§ WHAT IS EXPECTED: Search the listing for the string "logo" and copy every line that contains it.

§ DATA ENTRIES:
####################

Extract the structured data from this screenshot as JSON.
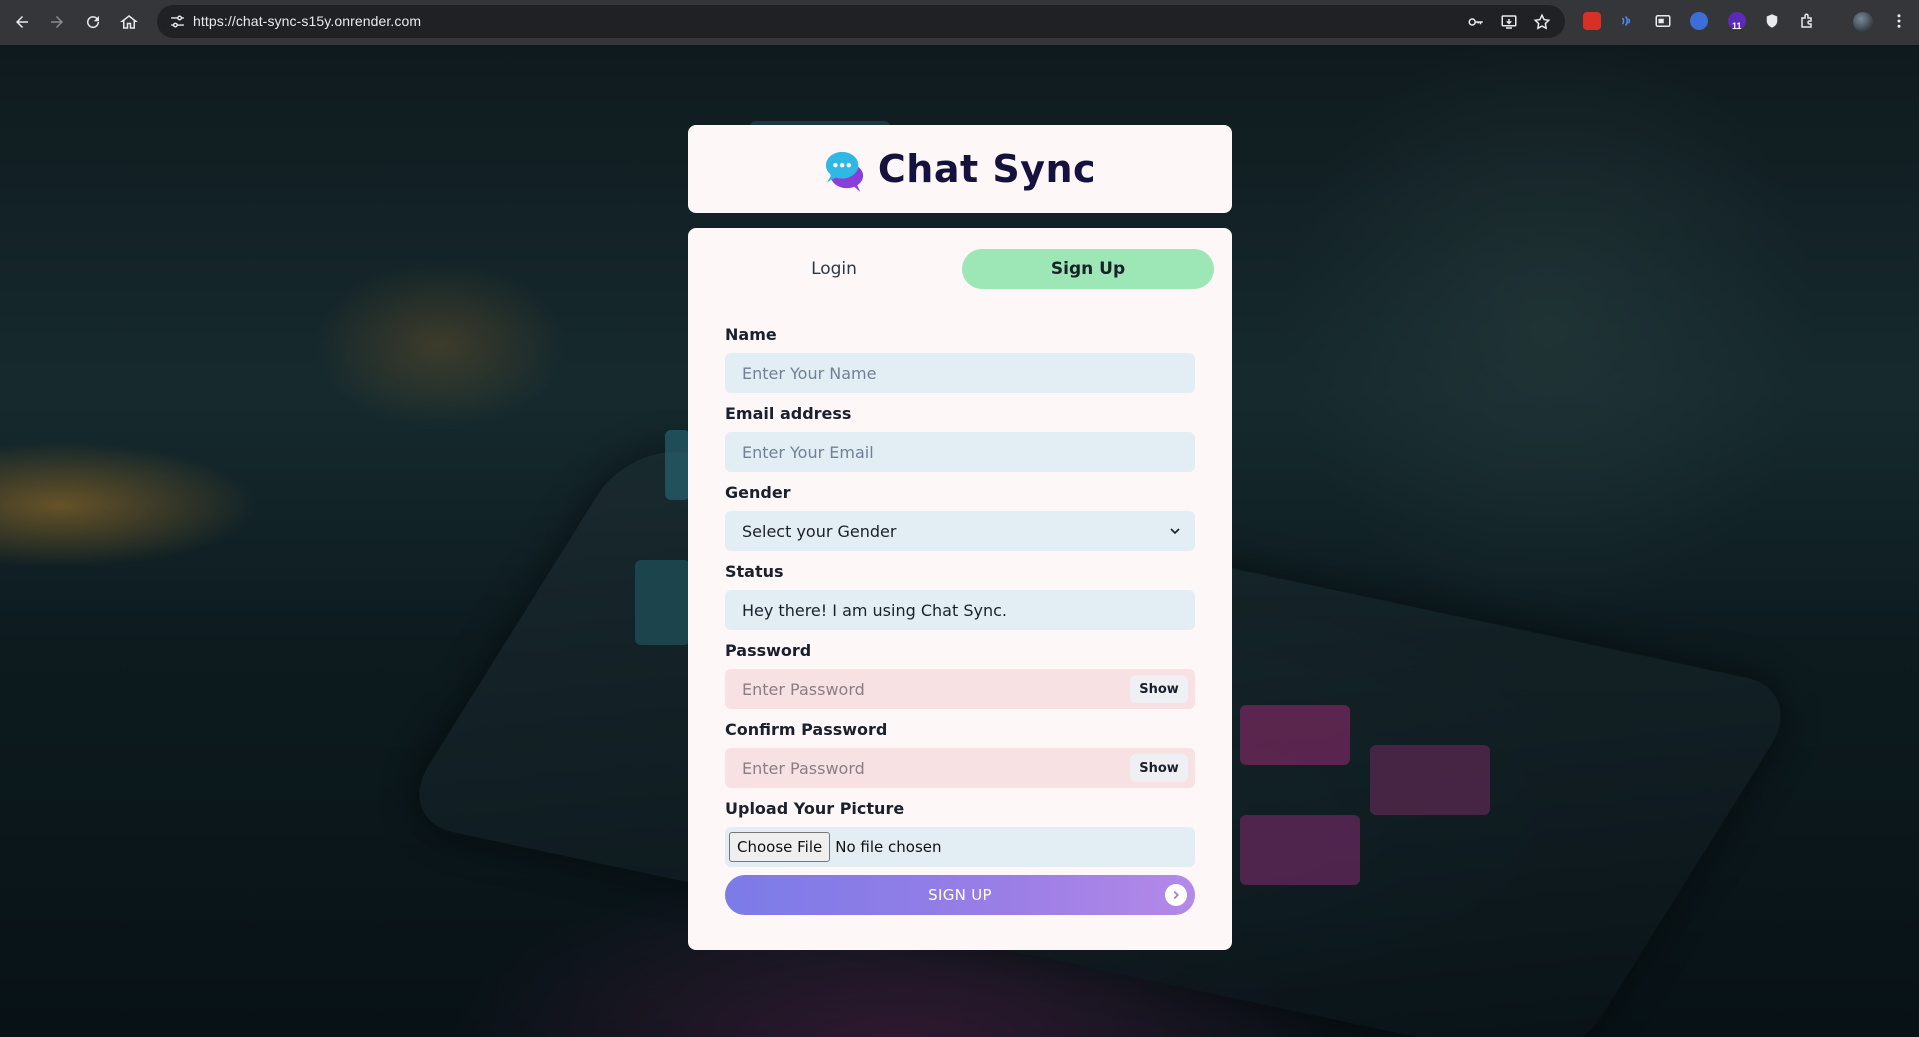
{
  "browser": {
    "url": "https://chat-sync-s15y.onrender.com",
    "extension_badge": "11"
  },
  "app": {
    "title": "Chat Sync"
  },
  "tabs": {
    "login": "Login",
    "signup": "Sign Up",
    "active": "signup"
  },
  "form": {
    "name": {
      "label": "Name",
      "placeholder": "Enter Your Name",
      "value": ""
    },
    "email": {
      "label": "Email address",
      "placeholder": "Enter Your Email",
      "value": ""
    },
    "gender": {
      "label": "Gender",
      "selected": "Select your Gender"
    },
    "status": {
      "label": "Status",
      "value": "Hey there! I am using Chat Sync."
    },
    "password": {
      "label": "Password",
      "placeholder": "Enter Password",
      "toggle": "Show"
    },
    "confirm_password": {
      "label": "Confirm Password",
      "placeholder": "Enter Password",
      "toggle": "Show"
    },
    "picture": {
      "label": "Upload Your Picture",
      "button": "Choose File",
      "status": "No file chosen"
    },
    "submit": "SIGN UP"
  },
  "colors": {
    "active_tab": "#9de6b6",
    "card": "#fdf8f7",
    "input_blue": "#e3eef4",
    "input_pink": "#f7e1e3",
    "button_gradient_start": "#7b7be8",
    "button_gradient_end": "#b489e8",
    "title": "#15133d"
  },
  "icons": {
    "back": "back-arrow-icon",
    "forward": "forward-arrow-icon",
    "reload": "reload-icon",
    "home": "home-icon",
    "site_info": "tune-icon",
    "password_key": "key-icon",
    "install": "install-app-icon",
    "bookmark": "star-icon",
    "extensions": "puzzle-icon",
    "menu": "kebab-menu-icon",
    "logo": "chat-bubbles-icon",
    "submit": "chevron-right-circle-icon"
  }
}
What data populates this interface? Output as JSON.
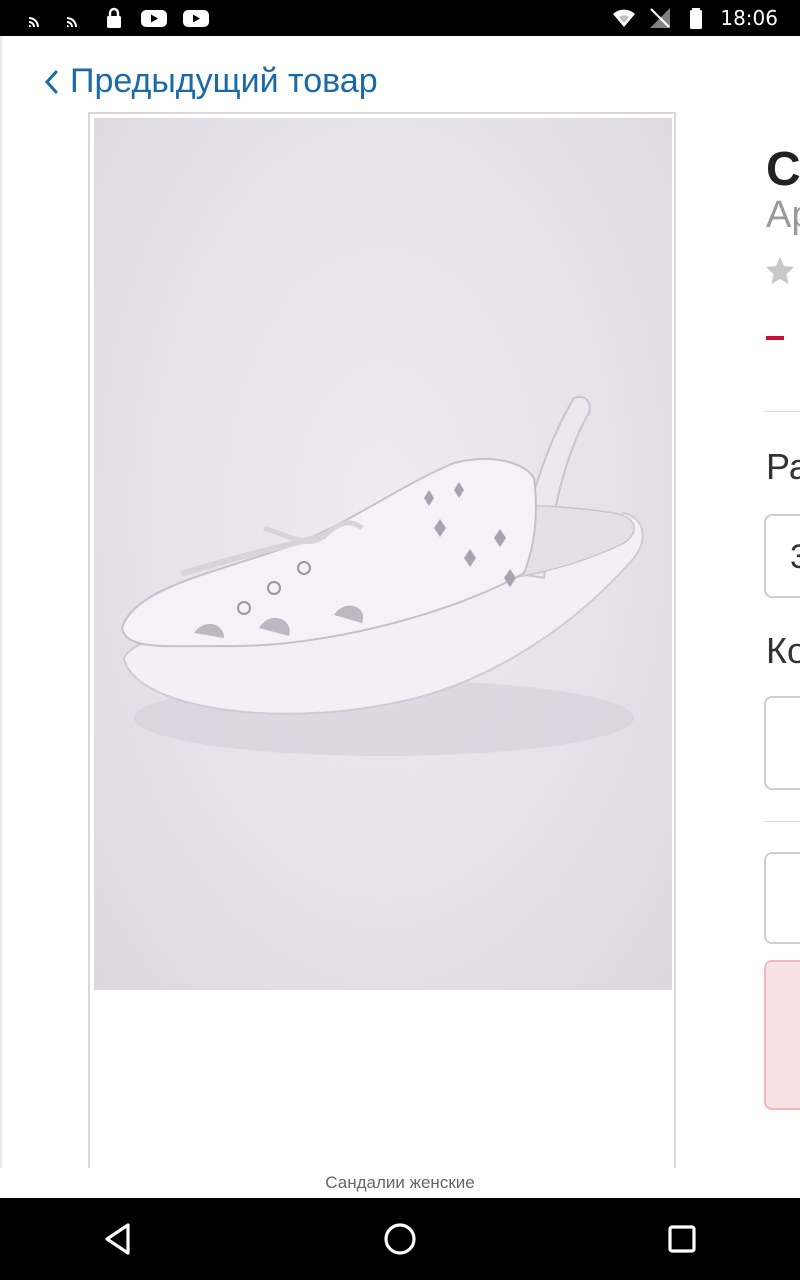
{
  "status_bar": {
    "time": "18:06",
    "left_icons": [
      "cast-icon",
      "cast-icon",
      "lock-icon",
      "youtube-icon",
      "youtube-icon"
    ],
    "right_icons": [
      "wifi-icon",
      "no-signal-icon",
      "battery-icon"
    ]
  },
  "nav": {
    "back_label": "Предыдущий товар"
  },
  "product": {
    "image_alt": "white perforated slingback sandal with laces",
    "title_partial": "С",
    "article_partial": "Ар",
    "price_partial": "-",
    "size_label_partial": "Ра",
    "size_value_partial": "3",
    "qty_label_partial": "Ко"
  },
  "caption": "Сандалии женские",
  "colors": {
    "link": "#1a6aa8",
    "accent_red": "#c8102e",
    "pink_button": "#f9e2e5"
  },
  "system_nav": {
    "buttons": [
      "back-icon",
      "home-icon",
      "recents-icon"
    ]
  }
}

####################

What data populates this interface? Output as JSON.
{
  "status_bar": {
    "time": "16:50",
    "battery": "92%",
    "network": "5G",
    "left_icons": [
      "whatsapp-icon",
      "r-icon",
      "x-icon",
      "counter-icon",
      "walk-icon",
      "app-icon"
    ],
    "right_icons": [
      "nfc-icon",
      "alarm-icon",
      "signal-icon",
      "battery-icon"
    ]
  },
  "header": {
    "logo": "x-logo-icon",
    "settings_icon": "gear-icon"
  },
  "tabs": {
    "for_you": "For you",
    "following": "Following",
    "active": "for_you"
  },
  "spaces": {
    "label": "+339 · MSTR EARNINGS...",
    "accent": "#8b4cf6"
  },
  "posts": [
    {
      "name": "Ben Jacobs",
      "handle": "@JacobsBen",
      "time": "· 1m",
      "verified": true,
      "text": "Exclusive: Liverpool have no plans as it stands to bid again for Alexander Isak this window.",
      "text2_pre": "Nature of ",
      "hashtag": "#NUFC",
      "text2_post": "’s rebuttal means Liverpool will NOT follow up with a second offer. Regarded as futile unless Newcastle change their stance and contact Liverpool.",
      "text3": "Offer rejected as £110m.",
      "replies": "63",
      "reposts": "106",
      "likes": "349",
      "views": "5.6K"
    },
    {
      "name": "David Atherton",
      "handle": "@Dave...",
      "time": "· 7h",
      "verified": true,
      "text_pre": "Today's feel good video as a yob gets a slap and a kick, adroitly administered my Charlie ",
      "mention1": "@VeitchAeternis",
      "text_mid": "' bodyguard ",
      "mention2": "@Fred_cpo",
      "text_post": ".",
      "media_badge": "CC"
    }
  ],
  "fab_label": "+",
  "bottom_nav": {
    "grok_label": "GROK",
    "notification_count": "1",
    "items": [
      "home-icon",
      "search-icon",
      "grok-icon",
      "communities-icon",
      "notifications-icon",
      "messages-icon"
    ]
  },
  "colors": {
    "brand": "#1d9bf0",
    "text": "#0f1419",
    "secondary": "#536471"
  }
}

####################

§ FINISHED EXERCISE:
    "logo": "chat-bubbles-icon",
    "logo": "x-logo-icon",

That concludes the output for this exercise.